◆ Aim of the exercise
Gather each line in the entries that includes the string "Ingresa".

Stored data

########################################

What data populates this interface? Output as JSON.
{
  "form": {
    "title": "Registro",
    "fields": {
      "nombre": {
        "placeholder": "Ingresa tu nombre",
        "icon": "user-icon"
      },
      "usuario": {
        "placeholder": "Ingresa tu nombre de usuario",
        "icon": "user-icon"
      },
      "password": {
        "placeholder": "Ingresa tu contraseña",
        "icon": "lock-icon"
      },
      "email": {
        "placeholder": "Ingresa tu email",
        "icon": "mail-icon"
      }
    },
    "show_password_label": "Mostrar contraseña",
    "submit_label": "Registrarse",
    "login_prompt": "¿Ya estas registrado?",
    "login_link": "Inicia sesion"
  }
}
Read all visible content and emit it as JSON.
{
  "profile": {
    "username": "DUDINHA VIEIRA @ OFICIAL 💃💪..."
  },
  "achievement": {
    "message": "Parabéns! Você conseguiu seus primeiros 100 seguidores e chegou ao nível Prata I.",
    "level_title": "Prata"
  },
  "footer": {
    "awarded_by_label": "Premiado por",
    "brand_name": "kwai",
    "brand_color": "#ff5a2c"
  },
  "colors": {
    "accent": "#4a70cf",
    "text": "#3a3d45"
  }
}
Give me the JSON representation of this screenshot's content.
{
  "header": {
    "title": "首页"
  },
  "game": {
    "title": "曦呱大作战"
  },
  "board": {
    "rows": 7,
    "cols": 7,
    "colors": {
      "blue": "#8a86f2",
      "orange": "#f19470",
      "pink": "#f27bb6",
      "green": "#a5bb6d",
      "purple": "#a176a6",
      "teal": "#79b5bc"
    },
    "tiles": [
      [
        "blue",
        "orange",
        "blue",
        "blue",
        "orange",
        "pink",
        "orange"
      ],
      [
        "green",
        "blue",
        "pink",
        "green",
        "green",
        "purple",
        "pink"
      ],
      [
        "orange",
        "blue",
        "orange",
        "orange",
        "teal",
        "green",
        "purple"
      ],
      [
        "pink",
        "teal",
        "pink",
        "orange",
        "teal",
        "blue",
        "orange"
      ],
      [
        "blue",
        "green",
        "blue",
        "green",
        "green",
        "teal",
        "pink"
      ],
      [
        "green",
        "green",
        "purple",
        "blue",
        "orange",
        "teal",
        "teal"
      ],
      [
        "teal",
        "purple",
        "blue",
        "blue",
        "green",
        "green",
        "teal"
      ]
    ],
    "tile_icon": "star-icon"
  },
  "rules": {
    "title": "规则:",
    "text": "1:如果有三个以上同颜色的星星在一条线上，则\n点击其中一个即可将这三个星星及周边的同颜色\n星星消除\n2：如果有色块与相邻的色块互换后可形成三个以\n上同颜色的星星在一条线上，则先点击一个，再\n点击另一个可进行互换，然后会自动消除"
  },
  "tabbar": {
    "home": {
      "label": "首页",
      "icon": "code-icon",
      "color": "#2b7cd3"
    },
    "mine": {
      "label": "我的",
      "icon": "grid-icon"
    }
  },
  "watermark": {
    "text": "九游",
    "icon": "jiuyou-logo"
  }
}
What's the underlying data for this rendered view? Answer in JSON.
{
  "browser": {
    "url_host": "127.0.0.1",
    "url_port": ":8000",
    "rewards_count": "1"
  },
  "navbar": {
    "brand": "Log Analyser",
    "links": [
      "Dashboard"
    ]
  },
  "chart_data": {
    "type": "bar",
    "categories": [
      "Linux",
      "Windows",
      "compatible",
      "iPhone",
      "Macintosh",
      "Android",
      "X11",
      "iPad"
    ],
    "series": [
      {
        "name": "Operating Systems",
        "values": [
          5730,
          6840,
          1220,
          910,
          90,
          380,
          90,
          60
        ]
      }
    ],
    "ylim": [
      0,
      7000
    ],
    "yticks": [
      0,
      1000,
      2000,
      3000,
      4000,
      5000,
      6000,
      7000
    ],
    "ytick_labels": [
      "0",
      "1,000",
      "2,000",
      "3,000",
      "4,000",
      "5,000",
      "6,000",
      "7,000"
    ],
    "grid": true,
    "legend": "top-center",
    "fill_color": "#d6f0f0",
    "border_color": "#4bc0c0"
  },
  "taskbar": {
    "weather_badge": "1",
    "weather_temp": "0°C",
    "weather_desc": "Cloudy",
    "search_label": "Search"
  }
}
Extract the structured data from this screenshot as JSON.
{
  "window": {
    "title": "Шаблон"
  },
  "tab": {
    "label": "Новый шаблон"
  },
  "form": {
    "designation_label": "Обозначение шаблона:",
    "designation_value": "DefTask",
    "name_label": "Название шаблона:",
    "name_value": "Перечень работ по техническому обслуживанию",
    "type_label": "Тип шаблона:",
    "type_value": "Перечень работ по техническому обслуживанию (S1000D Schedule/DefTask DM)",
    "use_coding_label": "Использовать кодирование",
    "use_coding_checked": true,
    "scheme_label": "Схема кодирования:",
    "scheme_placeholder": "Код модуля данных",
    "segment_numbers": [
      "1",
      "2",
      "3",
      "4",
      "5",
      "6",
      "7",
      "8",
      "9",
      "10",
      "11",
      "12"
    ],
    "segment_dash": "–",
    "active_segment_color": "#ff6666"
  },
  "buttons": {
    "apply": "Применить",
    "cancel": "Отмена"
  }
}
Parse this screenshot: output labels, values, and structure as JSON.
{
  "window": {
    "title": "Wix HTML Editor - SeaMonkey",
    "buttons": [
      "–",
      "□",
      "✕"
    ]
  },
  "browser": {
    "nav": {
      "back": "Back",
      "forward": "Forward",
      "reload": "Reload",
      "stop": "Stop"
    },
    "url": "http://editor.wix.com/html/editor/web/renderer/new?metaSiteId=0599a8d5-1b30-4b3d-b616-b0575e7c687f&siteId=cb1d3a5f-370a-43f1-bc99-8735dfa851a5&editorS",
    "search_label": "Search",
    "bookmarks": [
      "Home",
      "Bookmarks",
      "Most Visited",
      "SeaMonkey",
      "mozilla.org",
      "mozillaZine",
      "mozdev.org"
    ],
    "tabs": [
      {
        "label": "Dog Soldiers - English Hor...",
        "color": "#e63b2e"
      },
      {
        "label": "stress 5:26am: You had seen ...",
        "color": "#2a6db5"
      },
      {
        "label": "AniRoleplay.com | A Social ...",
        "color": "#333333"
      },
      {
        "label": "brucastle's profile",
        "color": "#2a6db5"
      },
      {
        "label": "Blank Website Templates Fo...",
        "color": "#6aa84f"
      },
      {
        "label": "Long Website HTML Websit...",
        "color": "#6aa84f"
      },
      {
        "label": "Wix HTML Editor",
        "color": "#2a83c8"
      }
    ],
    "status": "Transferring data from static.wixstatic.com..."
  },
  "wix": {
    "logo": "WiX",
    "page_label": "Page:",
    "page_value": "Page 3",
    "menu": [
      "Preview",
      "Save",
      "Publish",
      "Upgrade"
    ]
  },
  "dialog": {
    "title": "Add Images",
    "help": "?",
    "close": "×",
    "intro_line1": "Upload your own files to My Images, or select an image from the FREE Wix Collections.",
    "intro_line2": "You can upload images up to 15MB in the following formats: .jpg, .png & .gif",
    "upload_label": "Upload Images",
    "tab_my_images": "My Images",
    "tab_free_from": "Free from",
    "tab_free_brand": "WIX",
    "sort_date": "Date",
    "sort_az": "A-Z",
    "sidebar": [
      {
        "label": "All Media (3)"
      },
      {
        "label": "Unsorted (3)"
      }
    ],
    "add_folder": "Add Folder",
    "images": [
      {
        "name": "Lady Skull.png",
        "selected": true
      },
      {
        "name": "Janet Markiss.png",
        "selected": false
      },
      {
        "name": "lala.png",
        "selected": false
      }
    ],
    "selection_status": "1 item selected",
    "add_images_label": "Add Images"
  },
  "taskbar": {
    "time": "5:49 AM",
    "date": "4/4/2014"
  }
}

########################################

◆ Solution
        "placeholder": "Ingresa tu nombre",
        "placeholder": "Ingresa tu nombre de usuario",
        "placeholder": "Ingresa tu contraseña",
        "placeholder": "Ingresa tu email",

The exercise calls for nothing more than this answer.